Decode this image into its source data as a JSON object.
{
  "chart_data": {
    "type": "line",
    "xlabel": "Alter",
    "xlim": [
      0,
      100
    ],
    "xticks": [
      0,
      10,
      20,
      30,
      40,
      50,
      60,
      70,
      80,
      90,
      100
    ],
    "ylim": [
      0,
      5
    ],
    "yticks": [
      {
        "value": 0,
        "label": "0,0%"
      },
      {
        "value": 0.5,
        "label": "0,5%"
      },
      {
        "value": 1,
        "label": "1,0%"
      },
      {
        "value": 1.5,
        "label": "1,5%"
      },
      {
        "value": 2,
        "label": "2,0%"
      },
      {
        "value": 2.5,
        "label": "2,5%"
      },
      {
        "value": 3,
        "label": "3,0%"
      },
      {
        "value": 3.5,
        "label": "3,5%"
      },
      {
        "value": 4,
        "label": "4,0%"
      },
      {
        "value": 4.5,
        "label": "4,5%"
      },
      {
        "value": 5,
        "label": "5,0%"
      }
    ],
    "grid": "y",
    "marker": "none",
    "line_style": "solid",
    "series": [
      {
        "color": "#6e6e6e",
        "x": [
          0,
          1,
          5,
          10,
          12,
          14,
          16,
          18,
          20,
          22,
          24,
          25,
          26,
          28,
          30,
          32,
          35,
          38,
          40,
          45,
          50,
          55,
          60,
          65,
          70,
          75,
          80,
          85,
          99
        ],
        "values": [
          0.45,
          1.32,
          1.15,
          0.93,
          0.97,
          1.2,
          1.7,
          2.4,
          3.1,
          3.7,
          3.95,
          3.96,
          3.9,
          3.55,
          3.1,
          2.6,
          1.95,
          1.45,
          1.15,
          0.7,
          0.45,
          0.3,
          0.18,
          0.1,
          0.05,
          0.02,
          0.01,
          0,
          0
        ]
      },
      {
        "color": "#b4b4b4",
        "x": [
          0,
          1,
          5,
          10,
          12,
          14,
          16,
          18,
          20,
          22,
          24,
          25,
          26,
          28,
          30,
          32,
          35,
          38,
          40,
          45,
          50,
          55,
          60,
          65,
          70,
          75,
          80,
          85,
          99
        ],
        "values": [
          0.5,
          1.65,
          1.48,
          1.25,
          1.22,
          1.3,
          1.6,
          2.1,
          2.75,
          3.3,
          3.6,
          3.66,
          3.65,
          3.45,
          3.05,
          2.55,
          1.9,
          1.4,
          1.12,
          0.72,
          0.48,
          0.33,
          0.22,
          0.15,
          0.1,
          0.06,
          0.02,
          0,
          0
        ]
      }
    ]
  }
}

§ BRIEF:
Above are the records; copy all of them exactly.

§ OUTPUT OF THE EXERCISE:
Decode this image into its source data as a JSON object.
{
  "chart_data": {
    "type": "line",
    "xlabel": "Alter",
    "xlim": [
      0,
      100
    ],
    "xticks": [
      0,
      10,
      20,
      30,
      40,
      50,
      60,
      70,
      80,
      90,
      100
    ],
    "ylim": [
      0,
      5
    ],
    "yticks": [
      {
        "value": 0,
        "label": "0,0%"
      },
      {
        "value": 0.5,
        "label": "0,5%"
      },
      {
        "value": 1,
        "label": "1,0%"
      },
      {
        "value": 1.5,
        "label": "1,5%"
      },
      {
        "value": 2,
        "label": "2,0%"
      },
      {
        "value": 2.5,
        "label": "2,5%"
      },
      {
        "value": 3,
        "label": "3,0%"
      },
      {
        "value": 3.5,
        "label": "3,5%"
      },
      {
        "value": 4,
        "label": "4,0%"
      },
      {
        "value": 4.5,
        "label": "4,5%"
      },
      {
        "value": 5,
        "label": "5,0%"
      }
    ],
    "grid": "y",
    "marker": "none",
    "line_style": "solid",
    "series": [
      {
        "color": "#6e6e6e",
        "x": [
          0,
          1,
          5,
          10,
          12,
          14,
          16,
          18,
          20,
          22,
          24,
          25,
          26,
          28,
          30,
          32,
          35,
          38,
          40,
          45,
          50,
          55,
          60,
          65,
          70,
          75,
          80,
          85,
          99
        ],
        "values": [
          0.45,
          1.32,
          1.15,
          0.93,
          0.97,
          1.2,
          1.7,
          2.4,
          3.1,
          3.7,
          3.95,
          3.96,
          3.9,
          3.55,
          3.1,
          2.6,
          1.95,
          1.45,
          1.15,
          0.7,
          0.45,
          0.3,
          0.18,
          0.1,
          0.05,
          0.02,
          0.01,
          0,
          0
        ]
      },
      {
        "color": "#b4b4b4",
        "x": [
          0,
          1,
          5,
          10,
          12,
          14,
          16,
          18,
          20,
          22,
          24,
          25,
          26,
          28,
          30,
          32,
          35,
          38,
          40,
          45,
          50,
          55,
          60,
          65,
          70,
          75,
          80,
          85,
          99
        ],
        "values": [
          0.5,
          1.65,
          1.48,
          1.25,
          1.22,
          1.3,
          1.6,
          2.1,
          2.75,
          3.3,
          3.6,
          3.66,
          3.65,
          3.45,
          3.05,
          2.55,
          1.9,
          1.4,
          1.12,
          0.72,
          0.48,
          0.33,
          0.22,
          0.15,
          0.1,
          0.06,
          0.02,
          0,
          0
        ]
      }
    ]
  }
}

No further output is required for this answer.